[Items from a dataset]
_ _ _ _ _ _ _

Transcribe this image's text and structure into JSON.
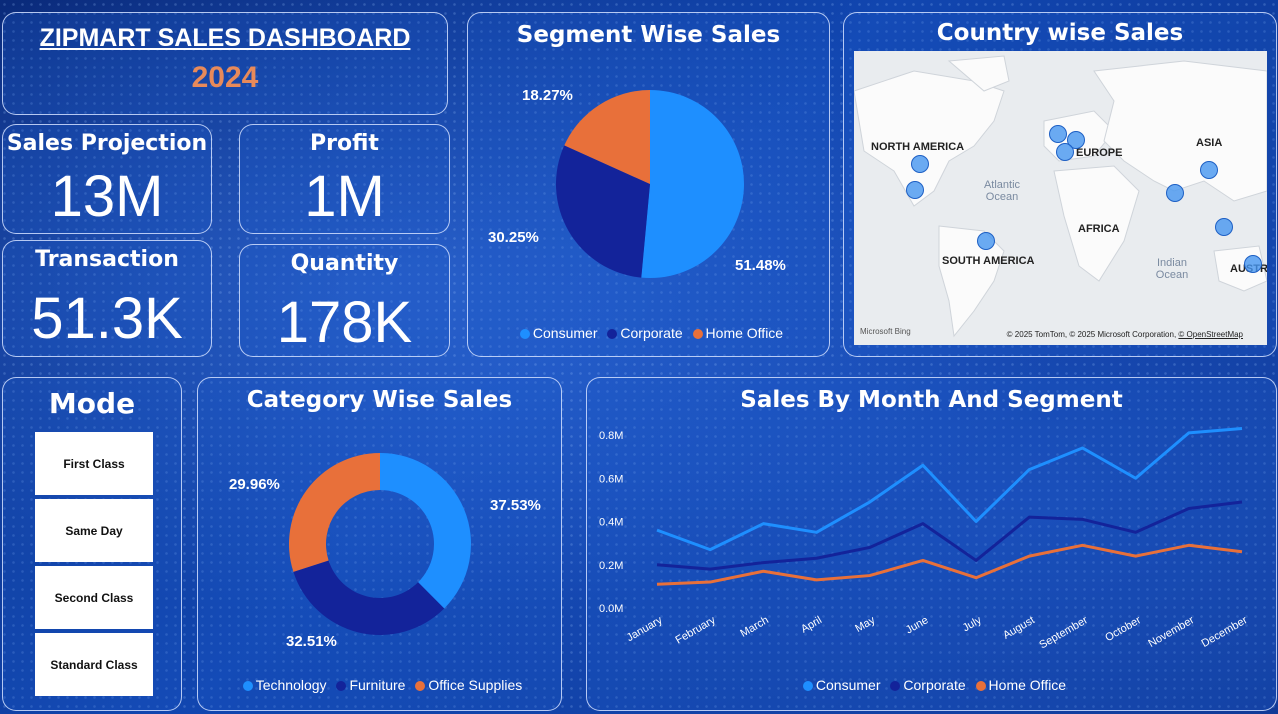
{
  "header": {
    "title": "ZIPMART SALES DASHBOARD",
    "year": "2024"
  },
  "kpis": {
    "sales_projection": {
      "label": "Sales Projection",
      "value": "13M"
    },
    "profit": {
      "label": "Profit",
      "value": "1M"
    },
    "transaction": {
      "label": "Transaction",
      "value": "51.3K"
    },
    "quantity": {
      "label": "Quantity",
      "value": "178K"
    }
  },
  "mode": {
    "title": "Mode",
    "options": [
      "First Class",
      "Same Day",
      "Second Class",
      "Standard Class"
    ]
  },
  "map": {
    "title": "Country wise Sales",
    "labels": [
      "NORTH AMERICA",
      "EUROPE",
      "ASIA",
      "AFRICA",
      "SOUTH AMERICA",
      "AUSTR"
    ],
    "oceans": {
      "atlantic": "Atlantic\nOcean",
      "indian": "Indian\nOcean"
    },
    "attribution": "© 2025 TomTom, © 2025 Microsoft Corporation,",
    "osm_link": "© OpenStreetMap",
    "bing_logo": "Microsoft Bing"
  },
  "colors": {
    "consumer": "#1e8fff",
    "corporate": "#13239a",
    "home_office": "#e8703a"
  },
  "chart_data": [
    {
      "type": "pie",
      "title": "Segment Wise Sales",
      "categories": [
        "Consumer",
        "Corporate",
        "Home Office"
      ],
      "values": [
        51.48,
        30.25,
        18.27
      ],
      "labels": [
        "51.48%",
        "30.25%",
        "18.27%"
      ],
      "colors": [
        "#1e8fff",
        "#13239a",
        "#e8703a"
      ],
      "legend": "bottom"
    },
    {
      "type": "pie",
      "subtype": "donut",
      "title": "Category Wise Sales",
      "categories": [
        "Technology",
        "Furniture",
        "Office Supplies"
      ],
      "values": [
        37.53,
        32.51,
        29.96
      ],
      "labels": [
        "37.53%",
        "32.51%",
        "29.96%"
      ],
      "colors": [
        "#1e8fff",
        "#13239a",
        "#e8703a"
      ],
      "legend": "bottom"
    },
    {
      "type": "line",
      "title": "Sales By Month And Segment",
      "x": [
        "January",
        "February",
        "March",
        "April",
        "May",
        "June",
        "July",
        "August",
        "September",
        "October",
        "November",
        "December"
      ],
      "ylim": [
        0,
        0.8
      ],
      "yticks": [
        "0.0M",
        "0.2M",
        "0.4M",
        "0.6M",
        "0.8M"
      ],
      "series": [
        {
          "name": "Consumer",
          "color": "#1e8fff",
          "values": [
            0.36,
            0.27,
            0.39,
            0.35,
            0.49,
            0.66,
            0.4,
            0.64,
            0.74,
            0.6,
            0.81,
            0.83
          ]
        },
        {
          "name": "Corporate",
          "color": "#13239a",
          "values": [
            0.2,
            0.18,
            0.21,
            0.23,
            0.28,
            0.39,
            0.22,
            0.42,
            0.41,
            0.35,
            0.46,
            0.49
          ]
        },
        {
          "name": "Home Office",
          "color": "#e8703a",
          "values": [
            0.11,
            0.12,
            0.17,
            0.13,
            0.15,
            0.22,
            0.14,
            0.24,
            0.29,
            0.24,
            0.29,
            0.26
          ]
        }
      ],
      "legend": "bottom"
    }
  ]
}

_ _ _ _ _ _ _

• To do:
Pull out every line containing "name".

• Solution to the problem:
          "name": "Consumer",
          "name": "Corporate",
          "name": "Home Office",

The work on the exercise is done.